■ SOURCE MATERIAL:
------------------------------------------------------------------------

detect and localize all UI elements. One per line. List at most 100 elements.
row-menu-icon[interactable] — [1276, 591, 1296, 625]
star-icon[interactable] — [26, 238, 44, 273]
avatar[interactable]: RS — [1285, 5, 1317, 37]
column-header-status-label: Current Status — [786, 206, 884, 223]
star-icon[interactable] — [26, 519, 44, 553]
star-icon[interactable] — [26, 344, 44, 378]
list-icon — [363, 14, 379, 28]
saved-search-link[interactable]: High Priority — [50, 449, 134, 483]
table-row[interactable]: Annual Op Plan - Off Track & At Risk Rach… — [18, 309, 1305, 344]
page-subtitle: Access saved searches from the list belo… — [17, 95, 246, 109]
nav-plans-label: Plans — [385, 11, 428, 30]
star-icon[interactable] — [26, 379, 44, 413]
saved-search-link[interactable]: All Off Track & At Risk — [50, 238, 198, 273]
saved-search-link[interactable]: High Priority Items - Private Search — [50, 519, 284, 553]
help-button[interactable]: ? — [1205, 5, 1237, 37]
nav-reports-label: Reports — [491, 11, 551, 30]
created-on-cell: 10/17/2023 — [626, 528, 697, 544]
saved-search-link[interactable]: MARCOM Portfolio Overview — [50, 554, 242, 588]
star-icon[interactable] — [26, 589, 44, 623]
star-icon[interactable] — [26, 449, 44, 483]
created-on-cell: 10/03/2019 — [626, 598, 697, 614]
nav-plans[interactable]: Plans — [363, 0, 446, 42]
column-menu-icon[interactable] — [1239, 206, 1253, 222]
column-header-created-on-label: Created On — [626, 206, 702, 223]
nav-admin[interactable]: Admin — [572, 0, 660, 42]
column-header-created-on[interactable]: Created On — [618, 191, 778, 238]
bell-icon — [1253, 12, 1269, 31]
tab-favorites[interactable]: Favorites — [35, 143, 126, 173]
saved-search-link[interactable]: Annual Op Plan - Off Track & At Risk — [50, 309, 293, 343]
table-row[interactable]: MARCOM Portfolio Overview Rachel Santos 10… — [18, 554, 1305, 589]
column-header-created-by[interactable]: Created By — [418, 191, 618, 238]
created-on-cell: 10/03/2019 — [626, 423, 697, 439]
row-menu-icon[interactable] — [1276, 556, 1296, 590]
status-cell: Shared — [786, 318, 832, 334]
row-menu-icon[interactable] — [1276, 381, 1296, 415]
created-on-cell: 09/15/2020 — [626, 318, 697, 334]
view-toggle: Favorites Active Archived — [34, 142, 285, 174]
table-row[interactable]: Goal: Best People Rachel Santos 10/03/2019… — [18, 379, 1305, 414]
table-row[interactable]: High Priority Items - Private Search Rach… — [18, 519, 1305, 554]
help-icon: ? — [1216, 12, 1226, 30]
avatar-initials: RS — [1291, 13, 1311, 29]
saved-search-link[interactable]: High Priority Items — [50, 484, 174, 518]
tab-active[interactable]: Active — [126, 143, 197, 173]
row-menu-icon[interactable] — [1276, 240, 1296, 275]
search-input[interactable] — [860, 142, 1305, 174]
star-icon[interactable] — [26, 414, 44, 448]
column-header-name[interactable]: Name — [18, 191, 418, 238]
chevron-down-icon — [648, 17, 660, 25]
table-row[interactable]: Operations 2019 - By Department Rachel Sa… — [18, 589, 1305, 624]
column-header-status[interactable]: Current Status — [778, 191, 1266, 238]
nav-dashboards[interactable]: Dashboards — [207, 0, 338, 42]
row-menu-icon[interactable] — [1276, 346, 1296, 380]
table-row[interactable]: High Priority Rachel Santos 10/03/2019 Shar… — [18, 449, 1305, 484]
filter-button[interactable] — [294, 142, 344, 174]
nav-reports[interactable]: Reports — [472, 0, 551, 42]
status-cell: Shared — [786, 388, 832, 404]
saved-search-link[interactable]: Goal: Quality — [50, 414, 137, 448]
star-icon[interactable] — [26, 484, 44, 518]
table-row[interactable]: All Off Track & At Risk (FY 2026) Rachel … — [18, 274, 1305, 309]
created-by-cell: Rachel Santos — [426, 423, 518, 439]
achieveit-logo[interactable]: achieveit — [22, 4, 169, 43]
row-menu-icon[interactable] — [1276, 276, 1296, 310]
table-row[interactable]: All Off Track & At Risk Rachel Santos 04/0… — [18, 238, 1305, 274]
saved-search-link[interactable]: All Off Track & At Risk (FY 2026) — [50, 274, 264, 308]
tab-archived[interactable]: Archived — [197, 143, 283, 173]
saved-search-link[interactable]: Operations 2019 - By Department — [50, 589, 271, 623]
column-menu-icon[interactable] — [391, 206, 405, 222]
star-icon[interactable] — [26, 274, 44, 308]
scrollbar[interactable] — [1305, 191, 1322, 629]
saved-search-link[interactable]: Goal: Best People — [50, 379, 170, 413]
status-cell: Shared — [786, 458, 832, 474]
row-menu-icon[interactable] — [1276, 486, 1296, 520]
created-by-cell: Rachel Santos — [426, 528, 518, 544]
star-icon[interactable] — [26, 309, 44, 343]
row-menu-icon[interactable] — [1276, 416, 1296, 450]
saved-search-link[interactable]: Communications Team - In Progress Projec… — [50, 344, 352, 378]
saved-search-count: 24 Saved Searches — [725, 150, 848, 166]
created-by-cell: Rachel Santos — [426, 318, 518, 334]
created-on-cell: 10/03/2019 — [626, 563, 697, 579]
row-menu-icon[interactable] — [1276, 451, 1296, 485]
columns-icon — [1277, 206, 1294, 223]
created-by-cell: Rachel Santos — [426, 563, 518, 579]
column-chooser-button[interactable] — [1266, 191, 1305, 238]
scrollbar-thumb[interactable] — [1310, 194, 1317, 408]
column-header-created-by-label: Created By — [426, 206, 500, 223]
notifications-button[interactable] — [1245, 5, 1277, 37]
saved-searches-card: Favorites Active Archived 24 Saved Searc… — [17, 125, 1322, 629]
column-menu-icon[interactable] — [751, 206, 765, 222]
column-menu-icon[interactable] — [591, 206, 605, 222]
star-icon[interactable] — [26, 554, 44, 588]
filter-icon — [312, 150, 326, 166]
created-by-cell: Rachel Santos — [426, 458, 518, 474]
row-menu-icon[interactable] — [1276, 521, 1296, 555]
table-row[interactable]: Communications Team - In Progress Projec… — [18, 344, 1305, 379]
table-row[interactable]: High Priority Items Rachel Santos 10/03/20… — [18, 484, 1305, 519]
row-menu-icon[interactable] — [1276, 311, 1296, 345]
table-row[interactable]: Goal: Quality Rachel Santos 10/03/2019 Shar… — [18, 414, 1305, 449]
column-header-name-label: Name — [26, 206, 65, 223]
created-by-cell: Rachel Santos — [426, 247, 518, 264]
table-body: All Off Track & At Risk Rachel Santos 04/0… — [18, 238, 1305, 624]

------------------------------------------------------------------------

■ TASK GOAL:
Copy verbatim every line of the data from the first line through the line containing "created-on-cell: 10/03/2019 — [626, 423, 697, 439]", including that line.

■ PROBLEM SOLUTION:
detect and localize all UI elements. One per line. List at most 100 elements.
row-menu-icon[interactable] — [1276, 591, 1296, 625]
star-icon[interactable] — [26, 238, 44, 273]
avatar[interactable]: RS — [1285, 5, 1317, 37]
column-header-status-label: Current Status — [786, 206, 884, 223]
star-icon[interactable] — [26, 519, 44, 553]
star-icon[interactable] — [26, 344, 44, 378]
list-icon — [363, 14, 379, 28]
saved-search-link[interactable]: High Priority — [50, 449, 134, 483]
table-row[interactable]: Annual Op Plan - Off Track & At Risk Rach… — [18, 309, 1305, 344]
page-subtitle: Access saved searches from the list belo… — [17, 95, 246, 109]
nav-plans-label: Plans — [385, 11, 428, 30]
star-icon[interactable] — [26, 379, 44, 413]
saved-search-link[interactable]: All Off Track & At Risk — [50, 238, 198, 273]
saved-search-link[interactable]: High Priority Items - Private Search — [50, 519, 284, 553]
help-button[interactable]: ? — [1205, 5, 1237, 37]
nav-reports-label: Reports — [491, 11, 551, 30]
created-on-cell: 10/17/2023 — [626, 528, 697, 544]
saved-search-link[interactable]: MARCOM Portfolio Overview — [50, 554, 242, 588]
star-icon[interactable] — [26, 589, 44, 623]
star-icon[interactable] — [26, 449, 44, 483]
created-on-cell: 10/03/2019 — [626, 598, 697, 614]
nav-plans[interactable]: Plans — [363, 0, 446, 42]
column-menu-icon[interactable] — [1239, 206, 1253, 222]
column-header-created-on-label: Created On — [626, 206, 702, 223]
nav-admin[interactable]: Admin — [572, 0, 660, 42]
column-header-created-on[interactable]: Created On — [618, 191, 778, 238]
bell-icon — [1253, 12, 1269, 31]
tab-favorites[interactable]: Favorites — [35, 143, 126, 173]
saved-search-link[interactable]: Annual Op Plan - Off Track & At Risk — [50, 309, 293, 343]
table-row[interactable]: MARCOM Portfolio Overview Rachel Santos 10… — [18, 554, 1305, 589]
column-header-created-by[interactable]: Created By — [418, 191, 618, 238]
created-on-cell: 10/03/2019 — [626, 423, 697, 439]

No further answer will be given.